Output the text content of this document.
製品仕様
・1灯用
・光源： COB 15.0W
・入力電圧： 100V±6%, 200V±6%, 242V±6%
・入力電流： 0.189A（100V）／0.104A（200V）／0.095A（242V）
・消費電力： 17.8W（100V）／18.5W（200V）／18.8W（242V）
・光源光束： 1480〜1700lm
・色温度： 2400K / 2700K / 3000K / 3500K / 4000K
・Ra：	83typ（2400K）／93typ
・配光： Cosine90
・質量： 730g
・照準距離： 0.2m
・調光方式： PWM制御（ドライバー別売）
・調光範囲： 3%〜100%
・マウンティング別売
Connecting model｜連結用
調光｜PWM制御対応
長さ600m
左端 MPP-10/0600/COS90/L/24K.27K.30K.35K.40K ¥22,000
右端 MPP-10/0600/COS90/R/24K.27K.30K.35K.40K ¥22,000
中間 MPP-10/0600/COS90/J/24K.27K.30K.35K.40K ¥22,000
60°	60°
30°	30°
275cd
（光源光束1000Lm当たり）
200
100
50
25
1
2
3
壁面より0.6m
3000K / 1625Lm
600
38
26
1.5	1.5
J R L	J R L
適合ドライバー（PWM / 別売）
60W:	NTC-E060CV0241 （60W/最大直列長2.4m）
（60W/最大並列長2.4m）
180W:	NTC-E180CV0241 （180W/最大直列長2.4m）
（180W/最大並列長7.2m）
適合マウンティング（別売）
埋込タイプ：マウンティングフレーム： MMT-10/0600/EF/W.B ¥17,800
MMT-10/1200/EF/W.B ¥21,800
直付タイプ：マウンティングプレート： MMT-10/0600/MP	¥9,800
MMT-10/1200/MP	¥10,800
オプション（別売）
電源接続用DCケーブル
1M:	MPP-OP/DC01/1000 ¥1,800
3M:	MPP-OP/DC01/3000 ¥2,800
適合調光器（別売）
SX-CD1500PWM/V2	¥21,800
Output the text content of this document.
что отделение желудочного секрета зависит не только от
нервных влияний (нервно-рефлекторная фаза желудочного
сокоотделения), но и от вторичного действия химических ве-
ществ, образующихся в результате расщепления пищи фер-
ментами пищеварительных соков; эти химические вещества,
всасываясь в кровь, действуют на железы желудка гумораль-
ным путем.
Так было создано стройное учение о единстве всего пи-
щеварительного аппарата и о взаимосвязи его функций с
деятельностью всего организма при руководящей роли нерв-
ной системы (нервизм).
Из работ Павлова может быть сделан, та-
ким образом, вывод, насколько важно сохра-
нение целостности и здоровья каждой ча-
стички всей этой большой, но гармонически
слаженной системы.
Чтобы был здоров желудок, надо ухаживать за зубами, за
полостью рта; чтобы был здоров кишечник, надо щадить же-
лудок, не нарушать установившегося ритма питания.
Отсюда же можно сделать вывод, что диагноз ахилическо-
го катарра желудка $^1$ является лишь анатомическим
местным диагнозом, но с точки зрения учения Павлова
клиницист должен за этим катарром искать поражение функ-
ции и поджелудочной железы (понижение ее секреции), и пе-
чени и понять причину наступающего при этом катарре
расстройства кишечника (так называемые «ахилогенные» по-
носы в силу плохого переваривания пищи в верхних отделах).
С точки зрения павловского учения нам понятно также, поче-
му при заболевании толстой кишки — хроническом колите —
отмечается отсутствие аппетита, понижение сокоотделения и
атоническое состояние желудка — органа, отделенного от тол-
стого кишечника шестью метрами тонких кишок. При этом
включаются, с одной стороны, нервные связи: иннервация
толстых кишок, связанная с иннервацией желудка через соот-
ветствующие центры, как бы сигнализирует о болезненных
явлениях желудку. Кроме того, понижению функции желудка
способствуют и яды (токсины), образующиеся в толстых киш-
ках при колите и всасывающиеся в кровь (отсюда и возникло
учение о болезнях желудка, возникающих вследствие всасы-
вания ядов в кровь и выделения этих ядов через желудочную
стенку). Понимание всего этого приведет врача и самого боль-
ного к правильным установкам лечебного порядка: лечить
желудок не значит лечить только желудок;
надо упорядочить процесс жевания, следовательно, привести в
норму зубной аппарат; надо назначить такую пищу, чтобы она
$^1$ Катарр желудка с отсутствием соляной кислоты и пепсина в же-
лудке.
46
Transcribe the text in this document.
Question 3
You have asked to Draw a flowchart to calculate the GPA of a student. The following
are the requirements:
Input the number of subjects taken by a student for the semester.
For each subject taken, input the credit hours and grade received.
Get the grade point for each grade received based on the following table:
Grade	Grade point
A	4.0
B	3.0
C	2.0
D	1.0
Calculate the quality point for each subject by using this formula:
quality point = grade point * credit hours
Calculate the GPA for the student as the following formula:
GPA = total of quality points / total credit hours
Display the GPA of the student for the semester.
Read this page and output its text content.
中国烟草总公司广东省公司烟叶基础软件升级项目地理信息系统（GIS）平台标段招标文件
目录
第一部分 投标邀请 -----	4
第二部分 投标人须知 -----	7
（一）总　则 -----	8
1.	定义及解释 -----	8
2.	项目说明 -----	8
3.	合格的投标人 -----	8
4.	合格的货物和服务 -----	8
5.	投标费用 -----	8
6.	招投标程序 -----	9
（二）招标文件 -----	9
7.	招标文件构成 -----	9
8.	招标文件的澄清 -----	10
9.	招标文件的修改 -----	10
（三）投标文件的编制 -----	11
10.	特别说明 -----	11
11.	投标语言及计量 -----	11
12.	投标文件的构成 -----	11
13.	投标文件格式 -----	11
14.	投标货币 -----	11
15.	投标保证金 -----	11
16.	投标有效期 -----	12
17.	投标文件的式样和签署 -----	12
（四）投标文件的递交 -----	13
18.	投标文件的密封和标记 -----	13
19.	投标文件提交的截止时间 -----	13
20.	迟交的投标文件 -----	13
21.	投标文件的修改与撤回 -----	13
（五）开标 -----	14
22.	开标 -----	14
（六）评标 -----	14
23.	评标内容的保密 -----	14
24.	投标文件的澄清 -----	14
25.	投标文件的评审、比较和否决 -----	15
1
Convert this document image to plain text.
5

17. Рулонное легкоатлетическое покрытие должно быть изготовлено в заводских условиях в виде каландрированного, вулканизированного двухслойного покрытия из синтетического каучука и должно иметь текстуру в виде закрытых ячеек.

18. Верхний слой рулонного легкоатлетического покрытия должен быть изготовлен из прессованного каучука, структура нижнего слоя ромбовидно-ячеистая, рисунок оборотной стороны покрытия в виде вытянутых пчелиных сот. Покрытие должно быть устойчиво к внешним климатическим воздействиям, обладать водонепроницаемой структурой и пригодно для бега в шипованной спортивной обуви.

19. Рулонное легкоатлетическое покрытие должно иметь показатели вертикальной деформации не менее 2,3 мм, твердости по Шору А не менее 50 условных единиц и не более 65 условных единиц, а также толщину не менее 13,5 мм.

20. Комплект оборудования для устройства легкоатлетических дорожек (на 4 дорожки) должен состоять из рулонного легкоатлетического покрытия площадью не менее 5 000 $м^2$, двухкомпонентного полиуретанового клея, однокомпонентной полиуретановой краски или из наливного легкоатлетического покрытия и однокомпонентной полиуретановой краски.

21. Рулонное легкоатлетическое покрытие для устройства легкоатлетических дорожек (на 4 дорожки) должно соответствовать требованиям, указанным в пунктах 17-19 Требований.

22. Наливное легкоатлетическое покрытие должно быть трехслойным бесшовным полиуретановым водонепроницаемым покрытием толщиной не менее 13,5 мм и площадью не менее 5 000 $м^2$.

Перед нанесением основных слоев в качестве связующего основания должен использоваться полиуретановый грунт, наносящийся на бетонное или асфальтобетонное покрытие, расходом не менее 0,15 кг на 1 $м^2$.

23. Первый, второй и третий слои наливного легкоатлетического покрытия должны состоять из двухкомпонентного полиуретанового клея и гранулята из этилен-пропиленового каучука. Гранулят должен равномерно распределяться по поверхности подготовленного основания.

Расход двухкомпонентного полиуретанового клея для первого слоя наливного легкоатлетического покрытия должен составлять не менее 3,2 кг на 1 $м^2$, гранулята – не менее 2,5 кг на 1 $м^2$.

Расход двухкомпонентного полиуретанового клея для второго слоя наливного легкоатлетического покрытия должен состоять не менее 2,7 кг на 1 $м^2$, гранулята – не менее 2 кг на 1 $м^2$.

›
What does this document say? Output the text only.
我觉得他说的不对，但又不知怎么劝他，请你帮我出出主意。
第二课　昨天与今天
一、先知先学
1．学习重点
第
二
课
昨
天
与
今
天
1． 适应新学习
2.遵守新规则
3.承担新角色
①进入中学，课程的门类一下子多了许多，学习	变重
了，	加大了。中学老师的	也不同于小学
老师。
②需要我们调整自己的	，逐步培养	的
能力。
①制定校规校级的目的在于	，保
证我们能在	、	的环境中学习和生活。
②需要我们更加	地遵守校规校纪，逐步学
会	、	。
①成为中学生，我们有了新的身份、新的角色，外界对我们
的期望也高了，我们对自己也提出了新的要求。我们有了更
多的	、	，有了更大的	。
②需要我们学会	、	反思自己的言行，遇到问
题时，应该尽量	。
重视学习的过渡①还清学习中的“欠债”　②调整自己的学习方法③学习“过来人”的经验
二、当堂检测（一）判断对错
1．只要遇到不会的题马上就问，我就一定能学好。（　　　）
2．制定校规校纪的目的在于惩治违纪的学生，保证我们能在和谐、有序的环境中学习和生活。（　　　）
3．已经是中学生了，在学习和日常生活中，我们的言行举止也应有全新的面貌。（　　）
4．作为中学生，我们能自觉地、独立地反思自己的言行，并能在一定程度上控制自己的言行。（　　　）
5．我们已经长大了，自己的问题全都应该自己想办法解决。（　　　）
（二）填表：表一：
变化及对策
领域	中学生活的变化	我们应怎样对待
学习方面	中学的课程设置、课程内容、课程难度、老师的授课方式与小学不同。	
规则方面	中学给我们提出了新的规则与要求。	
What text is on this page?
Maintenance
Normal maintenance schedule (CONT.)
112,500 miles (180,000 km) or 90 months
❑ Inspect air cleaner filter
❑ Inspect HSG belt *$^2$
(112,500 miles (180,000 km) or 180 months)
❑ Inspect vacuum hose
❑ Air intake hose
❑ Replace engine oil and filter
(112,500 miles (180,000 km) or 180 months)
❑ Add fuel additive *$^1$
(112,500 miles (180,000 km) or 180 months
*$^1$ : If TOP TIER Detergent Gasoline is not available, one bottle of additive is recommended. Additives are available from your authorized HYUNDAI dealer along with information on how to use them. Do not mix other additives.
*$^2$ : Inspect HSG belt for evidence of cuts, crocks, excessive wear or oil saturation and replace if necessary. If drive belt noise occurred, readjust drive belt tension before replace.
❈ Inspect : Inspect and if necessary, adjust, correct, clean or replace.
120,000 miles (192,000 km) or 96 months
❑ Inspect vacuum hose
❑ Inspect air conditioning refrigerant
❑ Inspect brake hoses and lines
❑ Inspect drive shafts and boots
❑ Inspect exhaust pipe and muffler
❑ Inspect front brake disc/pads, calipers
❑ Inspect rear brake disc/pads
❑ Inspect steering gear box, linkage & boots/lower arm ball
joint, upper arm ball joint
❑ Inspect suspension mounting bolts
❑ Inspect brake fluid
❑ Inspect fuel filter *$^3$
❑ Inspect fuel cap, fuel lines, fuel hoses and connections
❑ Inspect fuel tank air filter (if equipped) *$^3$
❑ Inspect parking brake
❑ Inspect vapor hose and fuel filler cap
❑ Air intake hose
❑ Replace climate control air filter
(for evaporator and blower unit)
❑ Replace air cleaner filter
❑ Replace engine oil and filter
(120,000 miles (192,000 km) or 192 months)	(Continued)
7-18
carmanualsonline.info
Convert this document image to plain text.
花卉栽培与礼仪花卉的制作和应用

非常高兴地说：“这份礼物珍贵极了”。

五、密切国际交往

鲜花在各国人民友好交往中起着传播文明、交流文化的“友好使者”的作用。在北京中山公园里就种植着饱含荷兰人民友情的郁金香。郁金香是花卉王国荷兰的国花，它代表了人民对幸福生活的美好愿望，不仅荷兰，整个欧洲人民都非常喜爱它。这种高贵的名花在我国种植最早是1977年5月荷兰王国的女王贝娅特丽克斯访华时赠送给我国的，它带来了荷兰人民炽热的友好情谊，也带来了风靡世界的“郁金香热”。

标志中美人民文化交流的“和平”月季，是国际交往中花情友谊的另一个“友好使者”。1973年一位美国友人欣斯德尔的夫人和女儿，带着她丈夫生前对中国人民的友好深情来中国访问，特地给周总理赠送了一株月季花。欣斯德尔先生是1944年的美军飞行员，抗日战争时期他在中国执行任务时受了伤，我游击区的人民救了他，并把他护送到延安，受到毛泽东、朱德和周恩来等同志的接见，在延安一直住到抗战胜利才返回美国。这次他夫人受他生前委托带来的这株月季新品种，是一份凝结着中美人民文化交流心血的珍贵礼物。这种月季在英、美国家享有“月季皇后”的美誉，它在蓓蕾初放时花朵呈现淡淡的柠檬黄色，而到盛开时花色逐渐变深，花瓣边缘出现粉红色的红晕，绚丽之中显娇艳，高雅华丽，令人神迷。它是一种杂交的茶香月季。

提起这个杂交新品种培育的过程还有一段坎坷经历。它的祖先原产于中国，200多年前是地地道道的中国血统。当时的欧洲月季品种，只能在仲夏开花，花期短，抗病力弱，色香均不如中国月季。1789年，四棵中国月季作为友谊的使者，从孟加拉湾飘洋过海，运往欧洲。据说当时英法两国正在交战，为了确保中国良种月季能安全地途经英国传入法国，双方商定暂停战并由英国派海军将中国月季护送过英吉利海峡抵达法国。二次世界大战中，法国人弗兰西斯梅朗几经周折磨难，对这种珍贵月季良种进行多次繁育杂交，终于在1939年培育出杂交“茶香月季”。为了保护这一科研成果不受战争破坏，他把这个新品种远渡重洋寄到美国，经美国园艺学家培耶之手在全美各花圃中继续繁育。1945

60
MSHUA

------------------------------------------------------------------------

SET EXERCISE :: Gather all lines from the records above in which "пищи" appears.

PROBLEM SOLUTION ::
ществ, образующихся в результате расщепления пищи фер-
носы в силу плохого переваривания пищи в верхних отделах).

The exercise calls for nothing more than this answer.